## Start

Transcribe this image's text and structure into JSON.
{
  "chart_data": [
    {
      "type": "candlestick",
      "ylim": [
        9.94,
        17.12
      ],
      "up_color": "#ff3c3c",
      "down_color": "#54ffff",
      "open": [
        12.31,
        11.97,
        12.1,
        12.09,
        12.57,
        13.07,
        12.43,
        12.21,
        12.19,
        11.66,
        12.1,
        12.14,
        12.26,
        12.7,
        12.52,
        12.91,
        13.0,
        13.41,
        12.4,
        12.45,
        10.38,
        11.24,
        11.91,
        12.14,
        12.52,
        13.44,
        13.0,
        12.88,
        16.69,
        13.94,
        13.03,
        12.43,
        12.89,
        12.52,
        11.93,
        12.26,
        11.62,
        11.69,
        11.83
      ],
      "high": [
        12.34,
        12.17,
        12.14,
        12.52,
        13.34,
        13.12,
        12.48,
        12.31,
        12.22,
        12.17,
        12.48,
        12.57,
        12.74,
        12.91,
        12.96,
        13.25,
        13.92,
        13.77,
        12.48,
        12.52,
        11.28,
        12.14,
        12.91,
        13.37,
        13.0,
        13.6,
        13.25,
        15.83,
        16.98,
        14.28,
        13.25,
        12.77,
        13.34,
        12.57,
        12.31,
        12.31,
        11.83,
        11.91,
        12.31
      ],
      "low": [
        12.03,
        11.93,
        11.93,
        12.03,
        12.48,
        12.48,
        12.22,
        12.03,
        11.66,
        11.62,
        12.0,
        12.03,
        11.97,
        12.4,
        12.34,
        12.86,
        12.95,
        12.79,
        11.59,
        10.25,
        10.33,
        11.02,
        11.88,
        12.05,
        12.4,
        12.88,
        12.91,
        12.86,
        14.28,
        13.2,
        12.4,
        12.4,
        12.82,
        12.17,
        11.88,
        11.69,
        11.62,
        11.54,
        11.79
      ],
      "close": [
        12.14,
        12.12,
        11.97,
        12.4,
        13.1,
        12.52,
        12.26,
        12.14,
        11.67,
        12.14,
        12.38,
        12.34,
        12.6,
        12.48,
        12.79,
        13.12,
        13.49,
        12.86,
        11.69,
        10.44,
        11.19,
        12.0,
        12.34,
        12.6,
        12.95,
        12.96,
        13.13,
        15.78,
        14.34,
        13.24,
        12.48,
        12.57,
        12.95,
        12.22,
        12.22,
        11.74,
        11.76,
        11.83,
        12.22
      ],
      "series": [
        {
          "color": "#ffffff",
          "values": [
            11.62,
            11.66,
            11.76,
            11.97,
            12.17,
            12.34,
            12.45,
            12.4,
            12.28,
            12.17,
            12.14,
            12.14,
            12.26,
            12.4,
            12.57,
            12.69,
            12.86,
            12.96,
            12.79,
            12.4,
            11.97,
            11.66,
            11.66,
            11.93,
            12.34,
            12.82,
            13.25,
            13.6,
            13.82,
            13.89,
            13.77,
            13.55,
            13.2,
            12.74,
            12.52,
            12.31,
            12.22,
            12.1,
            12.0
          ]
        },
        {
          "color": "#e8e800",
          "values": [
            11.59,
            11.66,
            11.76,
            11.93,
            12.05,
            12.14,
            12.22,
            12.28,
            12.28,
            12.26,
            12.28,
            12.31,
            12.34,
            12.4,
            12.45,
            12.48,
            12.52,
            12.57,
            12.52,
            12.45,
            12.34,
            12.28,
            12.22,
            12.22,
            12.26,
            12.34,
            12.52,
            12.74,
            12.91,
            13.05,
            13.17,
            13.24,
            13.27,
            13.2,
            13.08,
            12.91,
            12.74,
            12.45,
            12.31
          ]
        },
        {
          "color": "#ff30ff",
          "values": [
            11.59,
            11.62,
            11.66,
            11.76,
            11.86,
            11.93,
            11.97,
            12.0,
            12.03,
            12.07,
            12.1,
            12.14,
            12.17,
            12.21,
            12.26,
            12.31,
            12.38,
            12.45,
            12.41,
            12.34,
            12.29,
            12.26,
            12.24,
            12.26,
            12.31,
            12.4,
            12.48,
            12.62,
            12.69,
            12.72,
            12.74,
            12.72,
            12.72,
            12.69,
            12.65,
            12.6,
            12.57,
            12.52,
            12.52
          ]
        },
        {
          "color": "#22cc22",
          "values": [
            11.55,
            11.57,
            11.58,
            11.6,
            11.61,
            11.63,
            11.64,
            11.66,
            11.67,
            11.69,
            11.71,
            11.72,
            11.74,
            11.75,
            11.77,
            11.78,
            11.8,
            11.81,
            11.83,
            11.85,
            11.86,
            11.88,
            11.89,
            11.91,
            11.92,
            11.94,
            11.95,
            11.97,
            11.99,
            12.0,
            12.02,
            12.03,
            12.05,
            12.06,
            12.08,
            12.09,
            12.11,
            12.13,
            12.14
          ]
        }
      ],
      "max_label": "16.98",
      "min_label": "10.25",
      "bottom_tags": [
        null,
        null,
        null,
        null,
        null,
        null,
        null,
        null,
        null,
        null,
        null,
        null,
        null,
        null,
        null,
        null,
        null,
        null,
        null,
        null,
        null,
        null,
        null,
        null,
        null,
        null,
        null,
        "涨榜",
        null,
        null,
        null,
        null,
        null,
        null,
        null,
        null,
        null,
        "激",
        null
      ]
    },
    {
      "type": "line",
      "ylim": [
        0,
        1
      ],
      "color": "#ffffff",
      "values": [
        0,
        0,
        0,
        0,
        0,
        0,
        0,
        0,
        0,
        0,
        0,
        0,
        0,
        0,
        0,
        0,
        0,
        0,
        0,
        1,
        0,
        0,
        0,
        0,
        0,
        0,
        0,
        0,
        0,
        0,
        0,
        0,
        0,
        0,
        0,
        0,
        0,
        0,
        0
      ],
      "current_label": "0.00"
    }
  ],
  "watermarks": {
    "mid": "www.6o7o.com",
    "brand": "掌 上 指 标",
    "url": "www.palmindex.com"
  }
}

## End

* **INSTRUCTION**: Would you reproduce the material above in full, exactly as given?

* **RESPONSE BELOW**:
Transcribe this image's text and structure into JSON.
{
  "chart_data": [
    {
      "type": "candlestick",
      "ylim": [
        9.94,
        17.12
      ],
      "up_color": "#ff3c3c",
      "down_color": "#54ffff",
      "open": [
        12.31,
        11.97,
        12.1,
        12.09,
        12.57,
        13.07,
        12.43,
        12.21,
        12.19,
        11.66,
        12.1,
        12.14,
        12.26,
        12.7,
        12.52,
        12.91,
        13.0,
        13.41,
        12.4,
        12.45,
        10.38,
        11.24,
        11.91,
        12.14,
        12.52,
        13.44,
        13.0,
        12.88,
        16.69,
        13.94,
        13.03,
        12.43,
        12.89,
        12.52,
        11.93,
        12.26,
        11.62,
        11.69,
        11.83
      ],
      "high": [
        12.34,
        12.17,
        12.14,
        12.52,
        13.34,
        13.12,
        12.48,
        12.31,
        12.22,
        12.17,
        12.48,
        12.57,
        12.74,
        12.91,
        12.96,
        13.25,
        13.92,
        13.77,
        12.48,
        12.52,
        11.28,
        12.14,
        12.91,
        13.37,
        13.0,
        13.6,
        13.25,
        15.83,
        16.98,
        14.28,
        13.25,
        12.77,
        13.34,
        12.57,
        12.31,
        12.31,
        11.83,
        11.91,
        12.31
      ],
      "low": [
        12.03,
        11.93,
        11.93,
        12.03,
        12.48,
        12.48,
        12.22,
        12.03,
        11.66,
        11.62,
        12.0,
        12.03,
        11.97,
        12.4,
        12.34,
        12.86,
        12.95,
        12.79,
        11.59,
        10.25,
        10.33,
        11.02,
        11.88,
        12.05,
        12.4,
        12.88,
        12.91,
        12.86,
        14.28,
        13.2,
        12.4,
        12.4,
        12.82,
        12.17,
        11.88,
        11.69,
        11.62,
        11.54,
        11.79
      ],
      "close": [
        12.14,
        12.12,
        11.97,
        12.4,
        13.1,
        12.52,
        12.26,
        12.14,
        11.67,
        12.14,
        12.38,
        12.34,
        12.6,
        12.48,
        12.79,
        13.12,
        13.49,
        12.86,
        11.69,
        10.44,
        11.19,
        12.0,
        12.34,
        12.6,
        12.95,
        12.96,
        13.13,
        15.78,
        14.34,
        13.24,
        12.48,
        12.57,
        12.95,
        12.22,
        12.22,
        11.74,
        11.76,
        11.83,
        12.22
      ],
      "series": [
        {
          "color": "#ffffff",
          "values": [
            11.62,
            11.66,
            11.76,
            11.97,
            12.17,
            12.34,
            12.45,
            12.4,
            12.28,
            12.17,
            12.14,
            12.14,
            12.26,
            12.4,
            12.57,
            12.69,
            12.86,
            12.96,
            12.79,
            12.4,
            11.97,
            11.66,
            11.66,
            11.93,
            12.34,
            12.82,
            13.25,
            13.6,
            13.82,
            13.89,
            13.77,
            13.55,
            13.2,
            12.74,
            12.52,
            12.31,
            12.22,
            12.1,
            12.0
          ]
        },
        {
          "color": "#e8e800",
          "values": [
            11.59,
            11.66,
            11.76,
            11.93,
            12.05,
            12.14,
            12.22,
            12.28,
            12.28,
            12.26,
            12.28,
            12.31,
            12.34,
            12.4,
            12.45,
            12.48,
            12.52,
            12.57,
            12.52,
            12.45,
            12.34,
            12.28,
            12.22,
            12.22,
            12.26,
            12.34,
            12.52,
            12.74,
            12.91,
            13.05,
            13.17,
            13.24,
            13.27,
            13.2,
            13.08,
            12.91,
            12.74,
            12.45,
            12.31
          ]
        },
        {
          "color": "#ff30ff",
          "values": [
            11.59,
            11.62,
            11.66,
            11.76,
            11.86,
            11.93,
            11.97,
            12.0,
            12.03,
            12.07,
            12.1,
            12.14,
            12.17,
            12.21,
            12.26,
            12.31,
            12.38,
            12.45,
            12.41,
            12.34,
            12.29,
            12.26,
            12.24,
            12.26,
            12.31,
            12.4,
            12.48,
            12.62,
            12.69,
            12.72,
            12.74,
            12.72,
            12.72,
            12.69,
            12.65,
            12.6,
            12.57,
            12.52,
            12.52
          ]
        },
        {
          "color": "#22cc22",
          "values": [
            11.55,
            11.57,
            11.58,
            11.6,
            11.61,
            11.63,
            11.64,
            11.66,
            11.67,
            11.69,
            11.71,
            11.72,
            11.74,
            11.75,
            11.77,
            11.78,
            11.8,
            11.81,
            11.83,
            11.85,
            11.86,
            11.88,
            11.89,
            11.91,
            11.92,
            11.94,
            11.95,
            11.97,
            11.99,
            12.0,
            12.02,
            12.03,
            12.05,
            12.06,
            12.08,
            12.09,
            12.11,
            12.13,
            12.14
          ]
        }
      ],
      "max_label": "16.98",
      "min_label": "10.25",
      "bottom_tags": [
        null,
        null,
        null,
        null,
        null,
        null,
        null,
        null,
        null,
        null,
        null,
        null,
        null,
        null,
        null,
        null,
        null,
        null,
        null,
        null,
        null,
        null,
        null,
        null,
        null,
        null,
        null,
        "涨榜",
        null,
        null,
        null,
        null,
        null,
        null,
        null,
        null,
        null,
        "激",
        null
      ]
    },
    {
      "type": "line",
      "ylim": [
        0,
        1
      ],
      "color": "#ffffff",
      "values": [
        0,
        0,
        0,
        0,
        0,
        0,
        0,
        0,
        0,
        0,
        0,
        0,
        0,
        0,
        0,
        0,
        0,
        0,
        0,
        1,
        0,
        0,
        0,
        0,
        0,
        0,
        0,
        0,
        0,
        0,
        0,
        0,
        0,
        0,
        0,
        0,
        0,
        0,
        0
      ],
      "current_label": "0.00"
    }
  ],
  "watermarks": {
    "mid": "www.6o7o.com",
    "brand": "掌 上 指 标",
    "url": "www.palmindex.com"
  }
}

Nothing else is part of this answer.